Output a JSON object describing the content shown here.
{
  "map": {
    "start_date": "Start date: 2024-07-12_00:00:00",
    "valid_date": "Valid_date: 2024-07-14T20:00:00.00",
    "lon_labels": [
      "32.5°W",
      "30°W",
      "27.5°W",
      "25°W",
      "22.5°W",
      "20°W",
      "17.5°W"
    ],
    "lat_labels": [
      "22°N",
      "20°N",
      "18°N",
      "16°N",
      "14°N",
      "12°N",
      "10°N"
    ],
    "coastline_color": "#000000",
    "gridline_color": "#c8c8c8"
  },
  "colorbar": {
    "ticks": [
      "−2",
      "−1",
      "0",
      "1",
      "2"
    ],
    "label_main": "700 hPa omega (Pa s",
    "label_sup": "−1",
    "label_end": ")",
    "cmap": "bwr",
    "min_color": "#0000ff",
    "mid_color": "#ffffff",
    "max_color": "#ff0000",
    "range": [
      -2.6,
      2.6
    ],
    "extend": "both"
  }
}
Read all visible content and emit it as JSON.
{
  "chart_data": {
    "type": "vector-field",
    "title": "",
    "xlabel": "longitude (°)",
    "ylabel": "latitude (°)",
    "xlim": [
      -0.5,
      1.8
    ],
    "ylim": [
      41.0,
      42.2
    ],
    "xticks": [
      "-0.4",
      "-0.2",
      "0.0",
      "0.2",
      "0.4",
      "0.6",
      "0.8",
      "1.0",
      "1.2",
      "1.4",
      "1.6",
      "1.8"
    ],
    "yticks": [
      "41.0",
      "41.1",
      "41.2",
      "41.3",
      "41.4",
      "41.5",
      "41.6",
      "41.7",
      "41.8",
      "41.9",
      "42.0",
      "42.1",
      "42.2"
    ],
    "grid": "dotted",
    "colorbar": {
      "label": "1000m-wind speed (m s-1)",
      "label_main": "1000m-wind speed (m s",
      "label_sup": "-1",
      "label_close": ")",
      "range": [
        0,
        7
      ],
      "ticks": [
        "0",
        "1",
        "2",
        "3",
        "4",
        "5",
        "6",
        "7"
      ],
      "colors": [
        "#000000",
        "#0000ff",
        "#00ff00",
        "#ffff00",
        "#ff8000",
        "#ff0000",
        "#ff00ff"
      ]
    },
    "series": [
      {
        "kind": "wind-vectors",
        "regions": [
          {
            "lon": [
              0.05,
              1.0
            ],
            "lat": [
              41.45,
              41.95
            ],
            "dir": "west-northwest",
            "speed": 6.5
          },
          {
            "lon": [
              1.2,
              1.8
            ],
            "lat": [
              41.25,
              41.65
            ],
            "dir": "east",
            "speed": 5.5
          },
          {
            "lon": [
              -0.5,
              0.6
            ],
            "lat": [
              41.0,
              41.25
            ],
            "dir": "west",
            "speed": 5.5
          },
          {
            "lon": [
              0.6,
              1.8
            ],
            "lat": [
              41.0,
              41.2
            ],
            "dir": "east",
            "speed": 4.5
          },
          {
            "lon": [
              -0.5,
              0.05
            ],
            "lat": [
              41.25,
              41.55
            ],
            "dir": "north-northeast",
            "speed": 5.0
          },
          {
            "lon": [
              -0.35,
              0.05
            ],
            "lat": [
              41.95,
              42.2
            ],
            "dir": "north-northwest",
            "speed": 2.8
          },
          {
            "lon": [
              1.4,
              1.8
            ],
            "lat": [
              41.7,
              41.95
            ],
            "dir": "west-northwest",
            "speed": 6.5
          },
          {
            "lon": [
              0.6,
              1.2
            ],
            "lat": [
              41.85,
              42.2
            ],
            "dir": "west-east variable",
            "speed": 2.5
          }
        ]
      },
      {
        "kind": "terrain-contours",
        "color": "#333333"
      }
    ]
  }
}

Problem: Transcribe every entry exactly.

Task answer:
Output a JSON object describing the content shown here.
{
  "map": {
    "start_date": "Start date: 2024-07-12_00:00:00",
    "valid_date": "Valid_date: 2024-07-14T20:00:00.00",
    "lon_labels": [
      "32.5°W",
      "30°W",
      "27.5°W",
      "25°W",
      "22.5°W",
      "20°W",
      "17.5°W"
    ],
    "lat_labels": [
      "22°N",
      "20°N",
      "18°N",
      "16°N",
      "14°N",
      "12°N",
      "10°N"
    ],
    "coastline_color": "#000000",
    "gridline_color": "#c8c8c8"
  },
  "colorbar": {
    "ticks": [
      "−2",
      "−1",
      "0",
      "1",
      "2"
    ],
    "label_main": "700 hPa omega (Pa s",
    "label_sup": "−1",
    "label_end": ")",
    "cmap": "bwr",
    "min_color": "#0000ff",
    "mid_color": "#ffffff",
    "max_color": "#ff0000",
    "range": [
      -2.6,
      2.6
    ],
    "extend": "both"
  }
}
Read all visible content and emit it as JSON.
{
  "chart_data": {
    "type": "vector-field",
    "title": "",
    "xlabel": "longitude (°)",
    "ylabel": "latitude (°)",
    "xlim": [
      -0.5,
      1.8
    ],
    "ylim": [
      41.0,
      42.2
    ],
    "xticks": [
      "-0.4",
      "-0.2",
      "0.0",
      "0.2",
      "0.4",
      "0.6",
      "0.8",
      "1.0",
      "1.2",
      "1.4",
      "1.6",
      "1.8"
    ],
    "yticks": [
      "41.0",
      "41.1",
      "41.2",
      "41.3",
      "41.4",
      "41.5",
      "41.6",
      "41.7",
      "41.8",
      "41.9",
      "42.0",
      "42.1",
      "42.2"
    ],
    "grid": "dotted",
    "colorbar": {
      "label": "1000m-wind speed (m s-1)",
      "label_main": "1000m-wind speed (m s",
      "label_sup": "-1",
      "label_close": ")",
      "range": [
        0,
        7
      ],
      "ticks": [
        "0",
        "1",
        "2",
        "3",
        "4",
        "5",
        "6",
        "7"
      ],
      "colors": [
        "#000000",
        "#0000ff",
        "#00ff00",
        "#ffff00",
        "#ff8000",
        "#ff0000",
        "#ff00ff"
      ]
    },
    "series": [
      {
        "kind": "wind-vectors",
        "regions": [
          {
            "lon": [
              0.05,
              1.0
            ],
            "lat": [
              41.45,
              41.95
            ],
            "dir": "west-northwest",
            "speed": 6.5
          },
          {
            "lon": [
              1.2,
              1.8
            ],
            "lat": [
              41.25,
              41.65
            ],
            "dir": "east",
            "speed": 5.5
          },
          {
            "lon": [
              -0.5,
              0.6
            ],
            "lat": [
              41.0,
              41.25
            ],
            "dir": "west",
            "speed": 5.5
          },
          {
            "lon": [
              0.6,
              1.8
            ],
            "lat": [
              41.0,
              41.2
            ],
            "dir": "east",
            "speed": 4.5
          },
          {
            "lon": [
              -0.5,
              0.05
            ],
            "lat": [
              41.25,
              41.55
            ],
            "dir": "north-northeast",
            "speed": 5.0
          },
          {
            "lon": [
              -0.35,
              0.05
            ],
            "lat": [
              41.95,
              42.2
            ],
            "dir": "north-northwest",
            "speed": 2.8
          },
          {
            "lon": [
              1.4,
              1.8
            ],
            "lat": [
              41.7,
              41.95
            ],
            "dir": "west-northwest",
            "speed": 6.5
          },
          {
            "lon": [
              0.6,
              1.2
            ],
            "lat": [
              41.85,
              42.2
            ],
            "dir": "west-east variable",
            "speed": 2.5
          }
        ]
      },
      {
        "kind": "terrain-contours",
        "color": "#333333"
      }
    ]
  }
}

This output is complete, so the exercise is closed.